**What the task asks:**
Transcribe all of the data exactly. Omit the pictures.

----

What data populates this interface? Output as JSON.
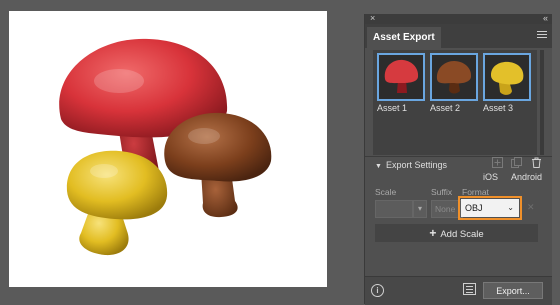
{
  "panel": {
    "title": "Asset Export",
    "close_glyph": "×",
    "collapse_glyph": "«"
  },
  "assets": [
    {
      "label": "Asset 1",
      "color": "#d63a3f"
    },
    {
      "label": "Asset 2",
      "color": "#8a4a25"
    },
    {
      "label": "Asset 3",
      "color": "#e3c02a"
    }
  ],
  "export_settings": {
    "title": "Export Settings",
    "ios_label": "iOS",
    "android_label": "Android",
    "columns": {
      "scale": "Scale",
      "suffix": "Suffix",
      "format": "Format"
    },
    "suffix_placeholder": "None",
    "format_value": "OBJ",
    "add_scale_label": "Add Scale"
  },
  "bottom": {
    "info_glyph": "i",
    "export_label": "Export..."
  },
  "colors": {
    "accent_highlight": "#f0902a",
    "selection_border": "#6aa6e0"
  },
  "icons": [
    "close-icon",
    "collapse-icon",
    "panel-menu-icon",
    "disclosure-triangle-icon",
    "add-icon",
    "duplicate-icon",
    "trash-icon",
    "chevron-down-icon",
    "info-icon",
    "list-icon"
  ]
}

----

**Task result:**
What data populates this interface? Output as JSON.
{
  "panel": {
    "title": "Asset Export",
    "close_glyph": "×",
    "collapse_glyph": "«"
  },
  "assets": [
    {
      "label": "Asset 1",
      "color": "#d63a3f"
    },
    {
      "label": "Asset 2",
      "color": "#8a4a25"
    },
    {
      "label": "Asset 3",
      "color": "#e3c02a"
    }
  ],
  "export_settings": {
    "title": "Export Settings",
    "ios_label": "iOS",
    "android_label": "Android",
    "columns": {
      "scale": "Scale",
      "suffix": "Suffix",
      "format": "Format"
    },
    "suffix_placeholder": "None",
    "format_value": "OBJ",
    "add_scale_label": "Add Scale"
  },
  "bottom": {
    "info_glyph": "i",
    "export_label": "Export..."
  },
  "colors": {
    "accent_highlight": "#f0902a",
    "selection_border": "#6aa6e0"
  },
  "icons": [
    "close-icon",
    "collapse-icon",
    "panel-menu-icon",
    "disclosure-triangle-icon",
    "add-icon",
    "duplicate-icon",
    "trash-icon",
    "chevron-down-icon",
    "info-icon",
    "list-icon"
  ]
}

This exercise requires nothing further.